*REQUIREMENT*. Reproduce all the material exactly, minus any pictures it holds.

═══ WORKING DATA

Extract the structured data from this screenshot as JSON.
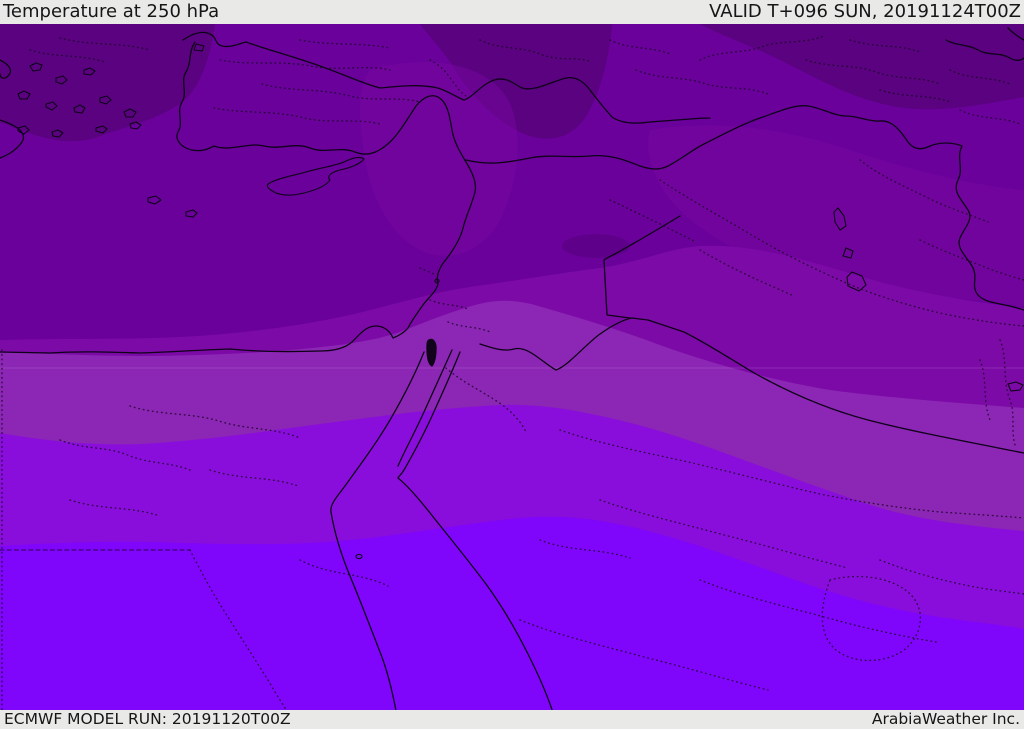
{
  "header": {
    "title": "Temperature at 250 hPa",
    "valid": "VALID T+096 SUN, 20191124T00Z"
  },
  "footer": {
    "model_run": "ECMWF MODEL RUN: 20191120T00Z",
    "brand": "ArabiaWeather Inc."
  },
  "map": {
    "description": "Filled temperature shading over the Eastern Mediterranean / Middle East",
    "colors": {
      "darkest": "#5a0280",
      "dark": "#6a019b",
      "dark_patch": "#76089f",
      "medium": "#7c0aa6",
      "light": "#8c26b4",
      "bright": "#8a0edb",
      "brightest": "#7f05fb",
      "border": "#0e0118",
      "admin": "#1a0526",
      "bar_bg": "#e9e9e8",
      "bar_text": "#161616"
    }
  }
}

══════

*RESULT FOR THIS TASK*.
Extract the structured data from this screenshot as JSON.
{
  "header": {
    "title": "Temperature at 250 hPa",
    "valid": "VALID T+096 SUN, 20191124T00Z"
  },
  "footer": {
    "model_run": "ECMWF MODEL RUN: 20191120T00Z",
    "brand": "ArabiaWeather Inc."
  },
  "map": {
    "description": "Filled temperature shading over the Eastern Mediterranean / Middle East",
    "colors": {
      "darkest": "#5a0280",
      "dark": "#6a019b",
      "dark_patch": "#76089f",
      "medium": "#7c0aa6",
      "light": "#8c26b4",
      "bright": "#8a0edb",
      "brightest": "#7f05fb",
      "border": "#0e0118",
      "admin": "#1a0526",
      "bar_bg": "#e9e9e8",
      "bar_text": "#161616"
    }
  }
}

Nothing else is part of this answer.